[Element box records]
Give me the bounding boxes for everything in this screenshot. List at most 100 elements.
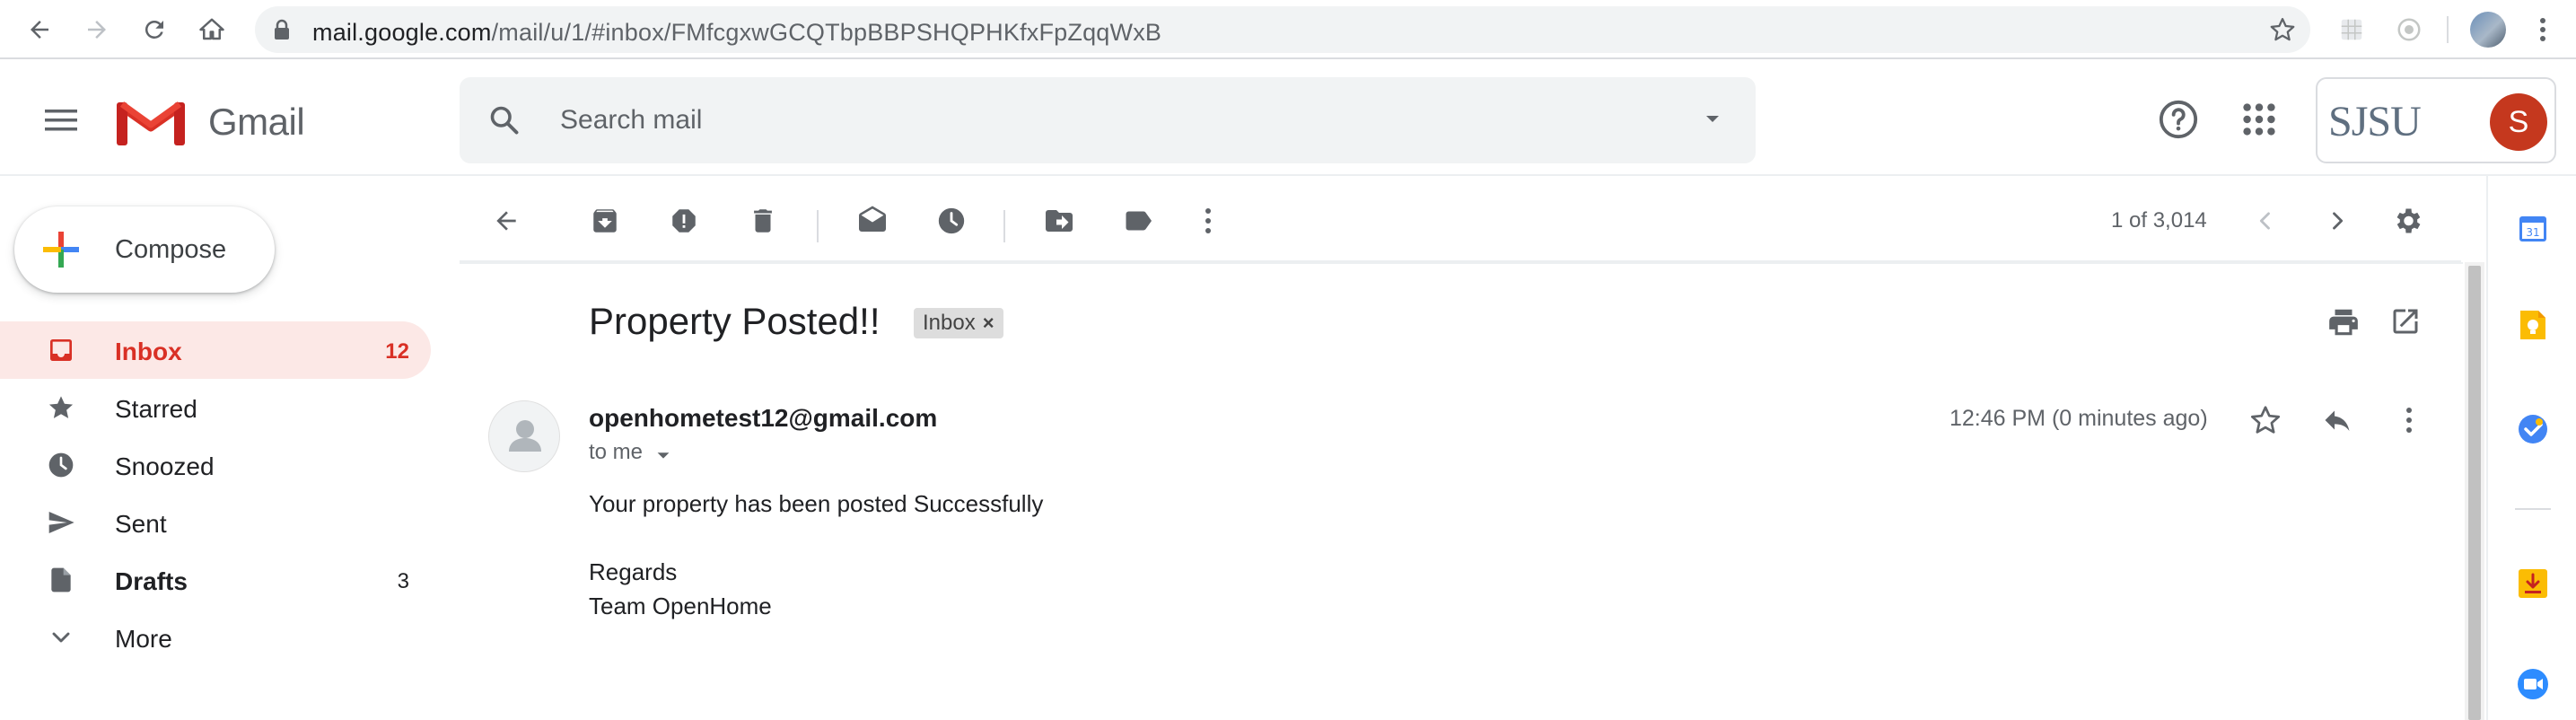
more-vertical-icon (1205, 207, 1212, 234)
search-bar[interactable] (460, 77, 1756, 163)
account-avatar[interactable]: S (2490, 93, 2547, 151)
labels-button[interactable] (1118, 201, 1158, 241)
account-switcher[interactable]: SJSU S (2316, 77, 2556, 163)
browser-toolbar: mail.google.com/mail/u/1/#inbox/FMfcgxwG… (0, 0, 2576, 59)
label-chip-text[interactable]: Inbox (923, 311, 976, 336)
label-tag-icon (1122, 205, 1154, 237)
mark-unread-button[interactable] (853, 201, 892, 241)
zoom-addon-button[interactable] (2508, 659, 2558, 709)
tasks-addon-button[interactable] (2508, 404, 2558, 454)
email-subject: Property Posted!! (589, 300, 881, 342)
back-to-inbox-button[interactable] (486, 201, 526, 241)
bookmark-star-icon[interactable] (2269, 16, 2296, 43)
side-panel: 31 (2486, 176, 2576, 720)
sender-email[interactable]: openhometest12@gmail.com (589, 404, 937, 433)
search-icon[interactable] (488, 104, 521, 136)
draft-icon (47, 566, 75, 594)
snooze-button[interactable] (932, 201, 971, 241)
open-in-new-window-icon[interactable] (2389, 305, 2422, 338)
clock-icon (47, 451, 75, 479)
email-timestamp: 12:46 PM (0 minutes ago) (1950, 406, 2208, 431)
extension-target-icon (2396, 16, 2423, 43)
chevron-down-icon (47, 623, 75, 652)
zoom-video-icon (2516, 667, 2550, 701)
trash-icon (748, 206, 778, 236)
download-addon-button[interactable] (2508, 558, 2558, 609)
message-scrollbar[interactable] (2465, 262, 2484, 720)
more-vertical-icon (2405, 407, 2413, 434)
calendar-addon-button[interactable]: 31 (2508, 203, 2558, 253)
compose-plus-icon (39, 228, 83, 271)
address-bar[interactable]: mail.google.com/mail/u/1/#inbox/FMfcgxwG… (255, 6, 2310, 53)
sender-avatar (488, 400, 560, 472)
star-message-button[interactable] (2244, 399, 2287, 442)
url-text: mail.google.com/mail/u/1/#inbox/FMfcgxwG… (312, 19, 1161, 47)
gear-icon (2391, 205, 2423, 237)
archive-icon (590, 206, 620, 236)
search-options-caret-icon[interactable] (1702, 108, 1723, 129)
mail-open-icon (856, 205, 889, 237)
sidebar-item-label: More (115, 625, 172, 653)
extension-grid-icon (2338, 16, 2365, 43)
toolbar-divider (817, 210, 819, 242)
archive-button[interactable] (585, 201, 625, 241)
svg-text:31: 31 (2526, 226, 2539, 239)
gmail-logo-icon[interactable] (117, 95, 185, 145)
extension-button[interactable] (2391, 12, 2427, 48)
side-panel-divider (2515, 508, 2551, 510)
sidebar-item-label: Inbox (115, 338, 182, 365)
remove-label-icon[interactable]: × (983, 312, 994, 335)
email-body-line: Team OpenHome (589, 593, 772, 619)
reload-button[interactable] (136, 12, 172, 48)
browser-profile-avatar[interactable] (2470, 12, 2506, 48)
forward-button[interactable] (79, 12, 115, 48)
report-spam-button[interactable] (664, 201, 704, 241)
toolbar-divider (460, 262, 2463, 264)
back-button[interactable] (22, 12, 57, 48)
message-more-button[interactable] (2388, 399, 2431, 442)
keep-addon-button[interactable] (2508, 300, 2558, 350)
spam-alert-icon (669, 206, 699, 236)
print-icon[interactable] (2326, 305, 2361, 339)
star-icon (47, 393, 75, 422)
scrollbar-thumb[interactable] (2468, 266, 2481, 720)
arrow-left-icon (26, 16, 53, 43)
arrow-right-icon (83, 16, 110, 43)
recipient-details-caret-icon[interactable] (653, 445, 673, 465)
google-apps-icon[interactable] (2239, 99, 2280, 140)
recipient-text: to me (589, 440, 644, 464)
home-button[interactable] (194, 12, 230, 48)
calendar-icon: 31 (2517, 212, 2549, 244)
older-button[interactable] (2318, 201, 2357, 241)
sidebar-item-label: Drafts (115, 567, 188, 595)
help-icon[interactable] (2158, 99, 2199, 140)
newer-button[interactable] (2246, 201, 2285, 241)
sidebar-item-snoozed[interactable]: Snoozed (0, 436, 431, 494)
compose-button[interactable]: Compose (14, 206, 275, 293)
sidebar-item-drafts[interactable]: Drafts 3 (0, 551, 431, 609)
arrow-left-icon (492, 206, 521, 235)
gmail-header: Gmail SJSU S (0, 61, 2576, 176)
send-icon (47, 508, 75, 537)
browser-menu-button[interactable] (2529, 12, 2556, 48)
url-host: mail.google.com (312, 19, 492, 46)
main-menu-button[interactable] (39, 99, 83, 142)
sidebar-item-more[interactable]: More (0, 609, 431, 666)
move-to-button[interactable] (1039, 201, 1079, 241)
reply-button[interactable] (2316, 399, 2359, 442)
delete-button[interactable] (743, 201, 783, 241)
move-to-folder-icon (1043, 205, 1075, 237)
download-tray-icon (2516, 566, 2550, 601)
extension-button[interactable] (2334, 12, 2370, 48)
settings-button[interactable] (2388, 201, 2427, 241)
tasks-check-icon (2516, 412, 2550, 446)
more-actions-button[interactable] (1188, 201, 1228, 241)
hamburger-menu-icon (45, 108, 77, 133)
sidebar-item-inbox[interactable]: Inbox 12 (0, 321, 431, 379)
app-name[interactable]: Gmail (208, 101, 305, 144)
sidebar-item-sent[interactable]: Sent (0, 494, 431, 551)
inbox-label-chip: Inbox × (914, 308, 1003, 338)
sidebar-item-starred[interactable]: Starred (0, 379, 431, 436)
home-icon (198, 16, 225, 43)
search-input[interactable] (560, 101, 1619, 140)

| Objective |
Reproduce the data lines starting with the line containing "more-vertical-icon (1205, 207, 1212, 234)" and going on through the line containing "sender-avatar (488, 400, 560, 472)", switching every "addon" to "plugin" and leaving everything else unchanged.

| Result for this task |
more-vertical-icon (1205, 207, 1212, 234)
search-bar[interactable] (460, 77, 1756, 163)
account-avatar[interactable]: S (2490, 93, 2547, 151)
labels-button[interactable] (1118, 201, 1158, 241)
account-switcher[interactable]: SJSU S (2316, 77, 2556, 163)
browser-toolbar: mail.google.com/mail/u/1/#inbox/FMfcgxwG… (0, 0, 2576, 59)
label-chip-text[interactable]: Inbox (923, 311, 976, 336)
label-tag-icon (1122, 205, 1154, 237)
mark-unread-button[interactable] (853, 201, 892, 241)
zoom-plugin-button[interactable] (2508, 659, 2558, 709)
tasks-plugin-button[interactable] (2508, 404, 2558, 454)
email-subject: Property Posted!! (589, 300, 881, 342)
back-to-inbox-button[interactable] (486, 201, 526, 241)
bookmark-star-icon[interactable] (2269, 16, 2296, 43)
side-panel: 31 (2486, 176, 2576, 720)
sender-email[interactable]: openhometest12@gmail.com (589, 404, 937, 433)
search-icon[interactable] (488, 104, 521, 136)
draft-icon (47, 566, 75, 594)
snooze-button[interactable] (932, 201, 971, 241)
open-in-new-window-icon[interactable] (2389, 305, 2422, 338)
clock-icon (47, 451, 75, 479)
email-timestamp: 12:46 PM (0 minutes ago) (1950, 406, 2208, 431)
extension-target-icon (2396, 16, 2423, 43)
chevron-down-icon (47, 623, 75, 652)
zoom-video-icon (2516, 667, 2550, 701)
trash-icon (748, 206, 778, 236)
download-plugin-button[interactable] (2508, 558, 2558, 609)
message-scrollbar[interactable] (2465, 262, 2484, 720)
more-vertical-icon (2405, 407, 2413, 434)
calendar-plugin-button[interactable]: 31 (2508, 203, 2558, 253)
compose-plus-icon (39, 228, 83, 271)
address-bar[interactable]: mail.google.com/mail/u/1/#inbox/FMfcgxwG… (255, 6, 2310, 53)
sender-avatar (488, 400, 560, 472)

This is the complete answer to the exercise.